**Exercise description**
How many lines of the data hold the word "title"? State the number and nothing else.

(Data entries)
******************************

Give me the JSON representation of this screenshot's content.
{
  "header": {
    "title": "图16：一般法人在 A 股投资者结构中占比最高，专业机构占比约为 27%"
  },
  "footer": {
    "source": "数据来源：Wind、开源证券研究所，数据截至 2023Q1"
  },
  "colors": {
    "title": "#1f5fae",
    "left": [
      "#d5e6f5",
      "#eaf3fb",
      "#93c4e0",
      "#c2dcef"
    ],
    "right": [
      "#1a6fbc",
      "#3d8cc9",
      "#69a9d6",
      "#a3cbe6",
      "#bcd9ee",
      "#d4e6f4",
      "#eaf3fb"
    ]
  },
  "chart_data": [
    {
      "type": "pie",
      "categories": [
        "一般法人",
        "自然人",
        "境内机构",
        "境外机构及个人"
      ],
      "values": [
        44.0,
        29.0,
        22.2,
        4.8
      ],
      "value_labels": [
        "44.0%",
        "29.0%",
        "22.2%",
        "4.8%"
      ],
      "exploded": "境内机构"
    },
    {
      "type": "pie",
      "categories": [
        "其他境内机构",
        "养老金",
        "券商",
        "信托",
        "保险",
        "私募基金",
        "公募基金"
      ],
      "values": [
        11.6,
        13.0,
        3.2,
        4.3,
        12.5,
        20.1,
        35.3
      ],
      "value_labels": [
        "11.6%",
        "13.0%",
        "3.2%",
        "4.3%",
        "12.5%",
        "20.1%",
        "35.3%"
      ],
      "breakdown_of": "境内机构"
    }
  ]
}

******************************

**Task output**
2